**WHAT YOU HAVE TO DO:** Go through the data below. List every line that holds the word "hint".

**DATA RECORDS:**
"""

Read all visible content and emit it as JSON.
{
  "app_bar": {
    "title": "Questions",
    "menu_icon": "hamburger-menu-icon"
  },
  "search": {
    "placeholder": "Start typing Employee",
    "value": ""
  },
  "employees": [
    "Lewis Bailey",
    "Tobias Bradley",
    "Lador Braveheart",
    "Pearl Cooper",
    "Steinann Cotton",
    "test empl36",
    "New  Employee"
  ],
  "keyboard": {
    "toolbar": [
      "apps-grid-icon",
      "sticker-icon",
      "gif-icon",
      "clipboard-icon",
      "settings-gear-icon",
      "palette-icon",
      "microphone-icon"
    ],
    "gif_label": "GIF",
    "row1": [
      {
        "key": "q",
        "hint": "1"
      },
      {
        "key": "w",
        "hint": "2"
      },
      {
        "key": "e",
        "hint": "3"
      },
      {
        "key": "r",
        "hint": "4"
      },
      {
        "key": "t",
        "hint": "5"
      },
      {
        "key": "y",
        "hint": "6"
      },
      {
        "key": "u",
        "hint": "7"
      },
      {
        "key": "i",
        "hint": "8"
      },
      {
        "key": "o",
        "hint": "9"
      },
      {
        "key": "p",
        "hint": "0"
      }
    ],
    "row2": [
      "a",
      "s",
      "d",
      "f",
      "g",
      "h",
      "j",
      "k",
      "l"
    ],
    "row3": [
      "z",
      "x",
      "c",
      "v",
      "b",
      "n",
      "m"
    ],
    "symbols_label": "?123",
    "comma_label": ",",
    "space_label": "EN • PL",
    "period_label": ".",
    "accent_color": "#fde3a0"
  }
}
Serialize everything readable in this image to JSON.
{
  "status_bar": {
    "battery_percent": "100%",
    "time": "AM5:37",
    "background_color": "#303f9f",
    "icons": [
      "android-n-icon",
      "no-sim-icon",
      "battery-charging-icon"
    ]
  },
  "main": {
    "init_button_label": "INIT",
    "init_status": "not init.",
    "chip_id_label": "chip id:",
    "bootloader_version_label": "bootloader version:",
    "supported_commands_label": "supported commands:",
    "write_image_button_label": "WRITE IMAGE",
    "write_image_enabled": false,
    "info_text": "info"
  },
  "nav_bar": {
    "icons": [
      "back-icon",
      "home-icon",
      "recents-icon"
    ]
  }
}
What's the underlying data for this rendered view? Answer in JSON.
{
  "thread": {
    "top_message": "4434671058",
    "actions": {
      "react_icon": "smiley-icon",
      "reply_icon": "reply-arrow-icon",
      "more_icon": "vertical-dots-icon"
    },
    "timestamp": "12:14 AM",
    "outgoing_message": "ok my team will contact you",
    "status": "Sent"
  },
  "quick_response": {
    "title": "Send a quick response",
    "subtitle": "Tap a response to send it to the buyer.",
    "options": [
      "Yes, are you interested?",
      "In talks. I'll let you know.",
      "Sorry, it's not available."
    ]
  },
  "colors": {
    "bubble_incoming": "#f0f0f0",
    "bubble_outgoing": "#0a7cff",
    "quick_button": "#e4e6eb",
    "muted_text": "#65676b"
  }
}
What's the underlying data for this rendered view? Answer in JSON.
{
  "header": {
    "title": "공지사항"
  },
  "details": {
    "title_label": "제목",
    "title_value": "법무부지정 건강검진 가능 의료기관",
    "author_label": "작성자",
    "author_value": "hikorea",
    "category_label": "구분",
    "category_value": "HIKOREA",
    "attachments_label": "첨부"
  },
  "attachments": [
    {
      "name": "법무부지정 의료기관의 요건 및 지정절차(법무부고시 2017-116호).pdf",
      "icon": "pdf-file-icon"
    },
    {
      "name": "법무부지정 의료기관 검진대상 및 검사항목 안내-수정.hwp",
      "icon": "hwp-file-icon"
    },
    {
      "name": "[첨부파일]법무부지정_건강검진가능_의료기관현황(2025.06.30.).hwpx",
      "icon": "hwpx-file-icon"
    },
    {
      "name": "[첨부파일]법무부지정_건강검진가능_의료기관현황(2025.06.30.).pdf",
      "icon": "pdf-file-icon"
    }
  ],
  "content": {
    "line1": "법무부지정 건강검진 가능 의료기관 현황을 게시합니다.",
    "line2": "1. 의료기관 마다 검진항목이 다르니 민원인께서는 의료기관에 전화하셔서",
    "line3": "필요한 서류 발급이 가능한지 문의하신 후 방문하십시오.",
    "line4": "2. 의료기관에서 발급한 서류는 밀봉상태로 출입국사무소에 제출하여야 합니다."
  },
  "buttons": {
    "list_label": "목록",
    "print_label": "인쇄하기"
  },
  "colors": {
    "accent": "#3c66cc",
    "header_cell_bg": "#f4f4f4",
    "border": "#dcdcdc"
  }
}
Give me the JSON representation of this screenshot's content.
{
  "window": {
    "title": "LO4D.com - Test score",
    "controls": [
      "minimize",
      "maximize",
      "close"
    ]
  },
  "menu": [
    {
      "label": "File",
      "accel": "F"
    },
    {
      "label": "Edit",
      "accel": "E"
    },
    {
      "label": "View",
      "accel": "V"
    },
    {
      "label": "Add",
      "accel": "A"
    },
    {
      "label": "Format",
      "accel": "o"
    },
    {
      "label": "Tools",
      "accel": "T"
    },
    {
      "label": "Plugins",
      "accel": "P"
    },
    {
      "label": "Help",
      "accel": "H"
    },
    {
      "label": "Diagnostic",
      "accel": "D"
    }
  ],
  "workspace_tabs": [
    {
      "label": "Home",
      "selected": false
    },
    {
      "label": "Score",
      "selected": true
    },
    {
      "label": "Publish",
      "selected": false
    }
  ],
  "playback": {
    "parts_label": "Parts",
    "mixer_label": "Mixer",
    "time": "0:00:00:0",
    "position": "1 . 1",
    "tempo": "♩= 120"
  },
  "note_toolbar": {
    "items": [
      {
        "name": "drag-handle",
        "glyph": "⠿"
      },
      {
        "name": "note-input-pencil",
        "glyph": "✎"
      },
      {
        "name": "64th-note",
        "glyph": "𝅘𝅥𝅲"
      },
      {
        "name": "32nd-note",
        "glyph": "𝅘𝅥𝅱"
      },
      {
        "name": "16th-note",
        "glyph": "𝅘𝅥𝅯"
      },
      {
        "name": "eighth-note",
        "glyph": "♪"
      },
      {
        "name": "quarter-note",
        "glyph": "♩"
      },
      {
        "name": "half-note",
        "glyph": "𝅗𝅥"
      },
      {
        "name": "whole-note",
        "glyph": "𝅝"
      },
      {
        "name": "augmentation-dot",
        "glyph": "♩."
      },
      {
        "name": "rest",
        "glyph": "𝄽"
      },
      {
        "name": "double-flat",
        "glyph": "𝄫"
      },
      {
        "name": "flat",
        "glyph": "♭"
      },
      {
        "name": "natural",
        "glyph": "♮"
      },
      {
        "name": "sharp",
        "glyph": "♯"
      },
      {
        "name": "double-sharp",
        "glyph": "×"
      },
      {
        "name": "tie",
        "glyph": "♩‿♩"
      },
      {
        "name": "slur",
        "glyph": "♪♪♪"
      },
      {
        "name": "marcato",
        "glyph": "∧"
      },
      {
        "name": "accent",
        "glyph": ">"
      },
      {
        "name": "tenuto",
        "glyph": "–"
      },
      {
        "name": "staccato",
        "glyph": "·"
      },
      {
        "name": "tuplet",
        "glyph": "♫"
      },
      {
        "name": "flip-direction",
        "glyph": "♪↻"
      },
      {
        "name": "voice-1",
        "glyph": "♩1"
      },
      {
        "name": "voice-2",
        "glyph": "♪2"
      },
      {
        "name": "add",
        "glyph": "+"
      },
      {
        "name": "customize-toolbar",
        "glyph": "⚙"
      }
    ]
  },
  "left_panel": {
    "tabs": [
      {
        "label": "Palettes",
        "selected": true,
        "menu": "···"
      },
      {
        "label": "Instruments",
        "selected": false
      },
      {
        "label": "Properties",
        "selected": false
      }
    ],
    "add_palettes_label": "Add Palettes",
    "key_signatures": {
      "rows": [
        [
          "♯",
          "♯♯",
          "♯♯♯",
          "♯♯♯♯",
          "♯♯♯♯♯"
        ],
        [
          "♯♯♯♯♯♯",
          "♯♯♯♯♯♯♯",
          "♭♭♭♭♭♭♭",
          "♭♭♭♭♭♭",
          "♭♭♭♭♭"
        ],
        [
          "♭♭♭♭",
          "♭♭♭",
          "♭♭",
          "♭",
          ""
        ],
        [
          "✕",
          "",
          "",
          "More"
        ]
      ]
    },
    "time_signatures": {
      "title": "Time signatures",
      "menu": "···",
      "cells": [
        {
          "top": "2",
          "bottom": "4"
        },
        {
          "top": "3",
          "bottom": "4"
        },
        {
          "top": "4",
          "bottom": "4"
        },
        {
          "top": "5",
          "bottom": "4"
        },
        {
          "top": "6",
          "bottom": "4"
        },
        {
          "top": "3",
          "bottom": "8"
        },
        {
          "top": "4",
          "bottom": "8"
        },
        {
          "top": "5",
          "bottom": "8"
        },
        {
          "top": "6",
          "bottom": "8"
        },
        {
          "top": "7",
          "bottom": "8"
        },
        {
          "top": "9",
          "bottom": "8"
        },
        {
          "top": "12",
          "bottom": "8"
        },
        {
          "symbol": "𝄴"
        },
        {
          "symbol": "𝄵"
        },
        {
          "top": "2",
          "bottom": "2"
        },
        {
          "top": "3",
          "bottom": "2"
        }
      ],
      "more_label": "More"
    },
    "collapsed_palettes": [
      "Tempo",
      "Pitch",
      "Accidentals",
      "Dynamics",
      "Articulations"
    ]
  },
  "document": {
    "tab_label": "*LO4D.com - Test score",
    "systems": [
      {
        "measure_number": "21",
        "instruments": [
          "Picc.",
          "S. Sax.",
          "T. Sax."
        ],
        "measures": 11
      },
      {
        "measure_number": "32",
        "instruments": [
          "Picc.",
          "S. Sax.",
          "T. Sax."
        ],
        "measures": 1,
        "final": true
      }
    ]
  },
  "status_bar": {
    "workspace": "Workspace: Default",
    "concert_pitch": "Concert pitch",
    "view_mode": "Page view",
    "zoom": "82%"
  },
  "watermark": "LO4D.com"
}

"""

**SOLUTION BELOW:**
        "hint": "1"
        "hint": "2"
        "hint": "3"
        "hint": "4"
        "hint": "5"
        "hint": "6"
        "hint": "7"
        "hint": "8"
        "hint": "9"
        "hint": "0"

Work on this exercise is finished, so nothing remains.